begin The data

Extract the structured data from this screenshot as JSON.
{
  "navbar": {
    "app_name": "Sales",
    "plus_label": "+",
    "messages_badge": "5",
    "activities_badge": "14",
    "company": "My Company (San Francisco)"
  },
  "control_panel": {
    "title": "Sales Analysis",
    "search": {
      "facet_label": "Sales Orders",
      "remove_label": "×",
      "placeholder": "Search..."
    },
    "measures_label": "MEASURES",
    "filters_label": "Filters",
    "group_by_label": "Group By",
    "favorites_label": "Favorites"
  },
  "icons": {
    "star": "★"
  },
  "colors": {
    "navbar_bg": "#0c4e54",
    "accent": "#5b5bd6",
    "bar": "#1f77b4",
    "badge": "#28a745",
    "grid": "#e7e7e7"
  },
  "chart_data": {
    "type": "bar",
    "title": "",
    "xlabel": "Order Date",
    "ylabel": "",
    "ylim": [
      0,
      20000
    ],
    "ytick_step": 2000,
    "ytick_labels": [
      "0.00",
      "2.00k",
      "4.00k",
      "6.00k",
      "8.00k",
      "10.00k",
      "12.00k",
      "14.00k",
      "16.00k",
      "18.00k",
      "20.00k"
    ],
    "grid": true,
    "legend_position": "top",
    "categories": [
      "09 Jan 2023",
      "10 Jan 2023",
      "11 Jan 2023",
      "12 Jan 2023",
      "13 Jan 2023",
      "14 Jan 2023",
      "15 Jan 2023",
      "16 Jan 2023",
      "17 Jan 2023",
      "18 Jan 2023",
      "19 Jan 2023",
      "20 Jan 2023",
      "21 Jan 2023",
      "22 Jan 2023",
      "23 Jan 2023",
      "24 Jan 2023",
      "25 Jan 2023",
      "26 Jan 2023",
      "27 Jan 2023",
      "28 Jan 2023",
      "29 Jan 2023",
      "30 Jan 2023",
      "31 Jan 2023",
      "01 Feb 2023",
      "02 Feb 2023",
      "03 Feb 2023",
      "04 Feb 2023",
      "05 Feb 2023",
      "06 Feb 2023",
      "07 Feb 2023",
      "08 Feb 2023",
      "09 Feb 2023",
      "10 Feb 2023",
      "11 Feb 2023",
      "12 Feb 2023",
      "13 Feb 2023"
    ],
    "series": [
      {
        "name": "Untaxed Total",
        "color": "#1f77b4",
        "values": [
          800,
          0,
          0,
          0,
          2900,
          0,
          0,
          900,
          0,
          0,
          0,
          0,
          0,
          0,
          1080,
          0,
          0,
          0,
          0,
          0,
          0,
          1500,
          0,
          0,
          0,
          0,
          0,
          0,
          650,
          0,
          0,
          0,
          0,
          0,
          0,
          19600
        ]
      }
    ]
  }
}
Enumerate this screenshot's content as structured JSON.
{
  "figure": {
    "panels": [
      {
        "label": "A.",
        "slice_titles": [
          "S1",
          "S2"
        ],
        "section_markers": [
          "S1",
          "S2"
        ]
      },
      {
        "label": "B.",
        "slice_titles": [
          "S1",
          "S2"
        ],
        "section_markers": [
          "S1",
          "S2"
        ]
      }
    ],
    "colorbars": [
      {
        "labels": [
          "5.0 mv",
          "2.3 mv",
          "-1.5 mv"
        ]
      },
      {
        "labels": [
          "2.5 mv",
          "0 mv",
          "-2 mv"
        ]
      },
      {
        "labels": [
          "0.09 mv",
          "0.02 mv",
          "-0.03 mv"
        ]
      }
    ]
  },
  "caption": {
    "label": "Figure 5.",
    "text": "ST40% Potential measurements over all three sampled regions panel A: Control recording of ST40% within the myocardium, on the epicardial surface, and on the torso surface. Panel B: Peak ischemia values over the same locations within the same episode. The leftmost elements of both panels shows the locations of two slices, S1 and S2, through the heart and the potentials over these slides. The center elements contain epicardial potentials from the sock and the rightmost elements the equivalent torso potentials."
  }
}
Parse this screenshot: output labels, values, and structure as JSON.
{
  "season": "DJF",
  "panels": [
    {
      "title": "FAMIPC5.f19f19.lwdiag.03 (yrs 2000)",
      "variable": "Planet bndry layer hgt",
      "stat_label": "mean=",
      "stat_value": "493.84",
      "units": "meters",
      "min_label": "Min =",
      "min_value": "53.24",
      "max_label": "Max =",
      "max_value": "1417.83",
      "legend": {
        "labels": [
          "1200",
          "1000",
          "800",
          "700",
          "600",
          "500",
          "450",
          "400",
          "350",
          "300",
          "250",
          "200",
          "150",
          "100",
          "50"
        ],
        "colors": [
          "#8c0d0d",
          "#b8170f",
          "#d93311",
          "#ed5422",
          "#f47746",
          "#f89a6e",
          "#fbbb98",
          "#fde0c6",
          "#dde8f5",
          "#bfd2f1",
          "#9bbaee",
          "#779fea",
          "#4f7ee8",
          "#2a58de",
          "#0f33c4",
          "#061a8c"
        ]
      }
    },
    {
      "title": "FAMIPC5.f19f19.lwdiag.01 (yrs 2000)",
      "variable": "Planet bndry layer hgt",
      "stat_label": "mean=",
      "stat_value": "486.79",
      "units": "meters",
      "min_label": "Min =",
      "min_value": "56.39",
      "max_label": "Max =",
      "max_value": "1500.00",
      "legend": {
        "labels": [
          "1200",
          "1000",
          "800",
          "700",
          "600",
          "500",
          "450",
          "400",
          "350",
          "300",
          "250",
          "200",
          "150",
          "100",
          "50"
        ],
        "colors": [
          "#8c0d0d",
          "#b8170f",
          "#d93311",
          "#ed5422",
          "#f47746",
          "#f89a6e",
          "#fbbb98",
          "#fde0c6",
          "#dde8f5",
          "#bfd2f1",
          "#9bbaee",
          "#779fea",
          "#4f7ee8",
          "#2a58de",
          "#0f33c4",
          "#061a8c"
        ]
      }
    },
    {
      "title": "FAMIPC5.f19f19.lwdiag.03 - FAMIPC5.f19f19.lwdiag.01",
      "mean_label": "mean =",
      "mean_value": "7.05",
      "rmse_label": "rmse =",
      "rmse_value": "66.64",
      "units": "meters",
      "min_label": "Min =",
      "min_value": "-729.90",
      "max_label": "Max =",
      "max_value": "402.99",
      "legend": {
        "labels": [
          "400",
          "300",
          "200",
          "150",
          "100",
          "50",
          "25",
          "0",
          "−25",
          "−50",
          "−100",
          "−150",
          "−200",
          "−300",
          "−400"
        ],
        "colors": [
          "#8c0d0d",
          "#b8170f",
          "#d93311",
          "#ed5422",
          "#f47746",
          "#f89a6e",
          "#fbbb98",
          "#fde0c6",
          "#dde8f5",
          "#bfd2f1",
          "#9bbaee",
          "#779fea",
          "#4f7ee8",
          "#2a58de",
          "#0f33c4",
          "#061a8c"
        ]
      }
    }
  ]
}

end The data

# Given task
Repeat the material above in full, quoting it exactly.

# Correct answer
Extract the structured data from this screenshot as JSON.
{
  "navbar": {
    "app_name": "Sales",
    "plus_label": "+",
    "messages_badge": "5",
    "activities_badge": "14",
    "company": "My Company (San Francisco)"
  },
  "control_panel": {
    "title": "Sales Analysis",
    "search": {
      "facet_label": "Sales Orders",
      "remove_label": "×",
      "placeholder": "Search..."
    },
    "measures_label": "MEASURES",
    "filters_label": "Filters",
    "group_by_label": "Group By",
    "favorites_label": "Favorites"
  },
  "icons": {
    "star": "★"
  },
  "colors": {
    "navbar_bg": "#0c4e54",
    "accent": "#5b5bd6",
    "bar": "#1f77b4",
    "badge": "#28a745",
    "grid": "#e7e7e7"
  },
  "chart_data": {
    "type": "bar",
    "title": "",
    "xlabel": "Order Date",
    "ylabel": "",
    "ylim": [
      0,
      20000
    ],
    "ytick_step": 2000,
    "ytick_labels": [
      "0.00",
      "2.00k",
      "4.00k",
      "6.00k",
      "8.00k",
      "10.00k",
      "12.00k",
      "14.00k",
      "16.00k",
      "18.00k",
      "20.00k"
    ],
    "grid": true,
    "legend_position": "top",
    "categories": [
      "09 Jan 2023",
      "10 Jan 2023",
      "11 Jan 2023",
      "12 Jan 2023",
      "13 Jan 2023",
      "14 Jan 2023",
      "15 Jan 2023",
      "16 Jan 2023",
      "17 Jan 2023",
      "18 Jan 2023",
      "19 Jan 2023",
      "20 Jan 2023",
      "21 Jan 2023",
      "22 Jan 2023",
      "23 Jan 2023",
      "24 Jan 2023",
      "25 Jan 2023",
      "26 Jan 2023",
      "27 Jan 2023",
      "28 Jan 2023",
      "29 Jan 2023",
      "30 Jan 2023",
      "31 Jan 2023",
      "01 Feb 2023",
      "02 Feb 2023",
      "03 Feb 2023",
      "04 Feb 2023",
      "05 Feb 2023",
      "06 Feb 2023",
      "07 Feb 2023",
      "08 Feb 2023",
      "09 Feb 2023",
      "10 Feb 2023",
      "11 Feb 2023",
      "12 Feb 2023",
      "13 Feb 2023"
    ],
    "series": [
      {
        "name": "Untaxed Total",
        "color": "#1f77b4",
        "values": [
          800,
          0,
          0,
          0,
          2900,
          0,
          0,
          900,
          0,
          0,
          0,
          0,
          0,
          0,
          1080,
          0,
          0,
          0,
          0,
          0,
          0,
          1500,
          0,
          0,
          0,
          0,
          0,
          0,
          650,
          0,
          0,
          0,
          0,
          0,
          0,
          19600
        ]
      }
    ]
  }
}
Enumerate this screenshot's content as structured JSON.
{
  "figure": {
    "panels": [
      {
        "label": "A.",
        "slice_titles": [
          "S1",
          "S2"
        ],
        "section_markers": [
          "S1",
          "S2"
        ]
      },
      {
        "label": "B.",
        "slice_titles": [
          "S1",
          "S2"
        ],
        "section_markers": [
          "S1",
          "S2"
        ]
      }
    ],
    "colorbars": [
      {
        "labels": [
          "5.0 mv",
          "2.3 mv",
          "-1.5 mv"
        ]
      },
      {
        "labels": [
          "2.5 mv",
          "0 mv",
          "-2 mv"
        ]
      },
      {
        "labels": [
          "0.09 mv",
          "0.02 mv",
          "-0.03 mv"
        ]
      }
    ]
  },
  "caption": {
    "label": "Figure 5.",
    "text": "ST40% Potential measurements over all three sampled regions panel A: Control recording of ST40% within the myocardium, on the epicardial surface, and on the torso surface. Panel B: Peak ischemia values over the same locations within the same episode. The leftmost elements of both panels shows the locations of two slices, S1 and S2, through the heart and the potentials over these slides. The center elements contain epicardial potentials from the sock and the rightmost elements the equivalent torso potentials."
  }
}
Parse this screenshot: output labels, values, and structure as JSON.
{
  "season": "DJF",
  "panels": [
    {
      "title": "FAMIPC5.f19f19.lwdiag.03 (yrs 2000)",
      "variable": "Planet bndry layer hgt",
      "stat_label": "mean=",
      "stat_value": "493.84",
      "units": "meters",
      "min_label": "Min =",
      "min_value": "53.24",
      "max_label": "Max =",
      "max_value": "1417.83",
      "legend": {
        "labels": [
          "1200",
          "1000",
          "800",
          "700",
          "600",
          "500",
          "450",
          "400",
          "350",
          "300",
          "250",
          "200",
          "150",
          "100",
          "50"
        ],
        "colors": [
          "#8c0d0d",
          "#b8170f",
          "#d93311",
          "#ed5422",
          "#f47746",
          "#f89a6e",
          "#fbbb98",
          "#fde0c6",
          "#dde8f5",
          "#bfd2f1",
          "#9bbaee",
          "#779fea",
          "#4f7ee8",
          "#2a58de",
          "#0f33c4",
          "#061a8c"
        ]
      }
    },
    {
      "title": "FAMIPC5.f19f19.lwdiag.01 (yrs 2000)",
      "variable": "Planet bndry layer hgt",
      "stat_label": "mean=",
      "stat_value": "486.79",
      "units": "meters",
      "min_label": "Min =",
      "min_value": "56.39",
      "max_label": "Max =",
      "max_value": "1500.00",
      "legend": {
        "labels": [
          "1200",
          "1000",
          "800",
          "700",
          "600",
          "500",
          "450",
          "400",
          "350",
          "300",
          "250",
          "200",
          "150",
          "100",
          "50"
        ],
        "colors": [
          "#8c0d0d",
          "#b8170f",
          "#d93311",
          "#ed5422",
          "#f47746",
          "#f89a6e",
          "#fbbb98",
          "#fde0c6",
          "#dde8f5",
          "#bfd2f1",
          "#9bbaee",
          "#779fea",
          "#4f7ee8",
          "#2a58de",
          "#0f33c4",
          "#061a8c"
        ]
      }
    },
    {
      "title": "FAMIPC5.f19f19.lwdiag.03 - FAMIPC5.f19f19.lwdiag.01",
      "mean_label": "mean =",
      "mean_value": "7.05",
      "rmse_label": "rmse =",
      "rmse_value": "66.64",
      "units": "meters",
      "min_label": "Min =",
      "min_value": "-729.90",
      "max_label": "Max =",
      "max_value": "402.99",
      "legend": {
        "labels": [
          "400",
          "300",
          "200",
          "150",
          "100",
          "50",
          "25",
          "0",
          "−25",
          "−50",
          "−100",
          "−150",
          "−200",
          "−300",
          "−400"
        ],
        "colors": [
          "#8c0d0d",
          "#b8170f",
          "#d93311",
          "#ed5422",
          "#f47746",
          "#f89a6e",
          "#fbbb98",
          "#fde0c6",
          "#dde8f5",
          "#bfd2f1",
          "#9bbaee",
          "#779fea",
          "#4f7ee8",
          "#2a58de",
          "#0f33c4",
          "#061a8c"
        ]
      }
    }
  ]
}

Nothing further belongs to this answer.